**Records supplied**
* Begin *

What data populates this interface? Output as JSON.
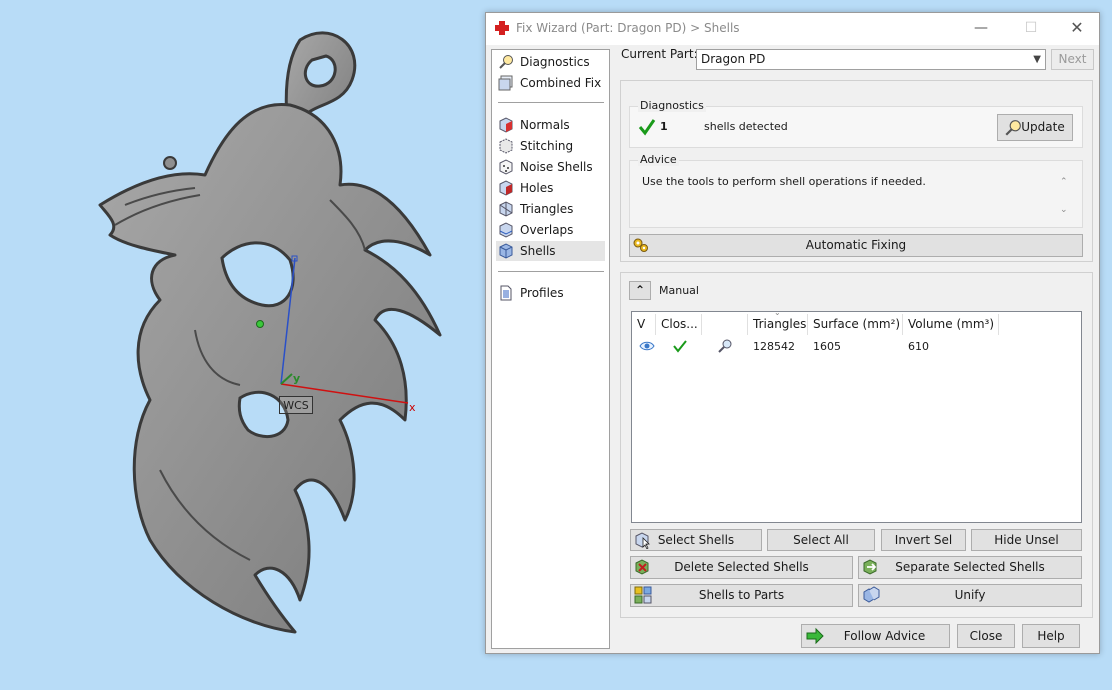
{
  "viewport": {
    "wcs_label": "WCS",
    "axis_x_label": "x",
    "axis_y_label": "y",
    "background_color": "#b8dcf7",
    "model_color": "#8c8c8c"
  },
  "window": {
    "title": "Fix Wizard (Part: Dragon PD) > Shells",
    "icon": "red-cross-icon",
    "minimize_glyph": "—",
    "maximize_glyph": "☐",
    "close_glyph": "✕"
  },
  "nav": {
    "items": [
      {
        "label": "Diagnostics",
        "icon": "magnifier-icon"
      },
      {
        "label": "Combined Fix",
        "icon": "layers-icon"
      },
      {
        "label": "Normals",
        "icon": "normals-cube-icon"
      },
      {
        "label": "Stitching",
        "icon": "stitching-cube-icon"
      },
      {
        "label": "Noise Shells",
        "icon": "noise-cube-icon"
      },
      {
        "label": "Holes",
        "icon": "holes-cube-icon"
      },
      {
        "label": "Triangles",
        "icon": "triangles-cube-icon"
      },
      {
        "label": "Overlaps",
        "icon": "overlaps-cube-icon"
      },
      {
        "label": "Shells",
        "icon": "shells-cube-icon"
      },
      {
        "label": "Profiles",
        "icon": "document-icon"
      }
    ],
    "active": "Shells"
  },
  "current_part": {
    "label": "Current Part:",
    "value": "Dragon PD",
    "next_label": "Next"
  },
  "diagnostics": {
    "label": "Diagnostics",
    "count": "1",
    "status_text": "shells detected",
    "update_label": "Update"
  },
  "advice": {
    "label": "Advice",
    "text": "Use the tools to perform shell operations if needed."
  },
  "automatic_fixing_label": "Automatic Fixing",
  "manual": {
    "label": "Manual",
    "collapse_glyph": "⌃",
    "columns": [
      "V",
      "Clos...",
      "",
      "Triangles",
      "Surface (mm²)",
      "Volume (mm³)"
    ],
    "rows": [
      {
        "triangles": "128542",
        "surface": "1605",
        "volume": "610"
      }
    ],
    "buttons": {
      "select_shells": "Select Shells",
      "select_all": "Select All",
      "invert_sel": "Invert Sel",
      "hide_unsel": "Hide Unsel",
      "delete_selected": "Delete Selected Shells",
      "separate_selected": "Separate Selected Shells",
      "shells_to_parts": "Shells to Parts",
      "unify": "Unify"
    }
  },
  "footer": {
    "follow_advice": "Follow Advice",
    "close": "Close",
    "help": "Help"
  },
  "colors": {
    "check_green": "#1a9a1a",
    "accent_blue": "#4a7fc8"
  }
}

* End *

**Short exercise**
Scan the listing above and copy all lines containing the word "icon".

**Exercise result**
    "icon": "red-cross-icon",
        "icon": "magnifier-icon"
        "icon": "layers-icon"
        "icon": "normals-cube-icon"
        "icon": "stitching-cube-icon"
        "icon": "noise-cube-icon"
        "icon": "holes-cube-icon"
        "icon": "triangles-cube-icon"
        "icon": "overlaps-cube-icon"
        "icon": "shells-cube-icon"
        "icon": "document-icon"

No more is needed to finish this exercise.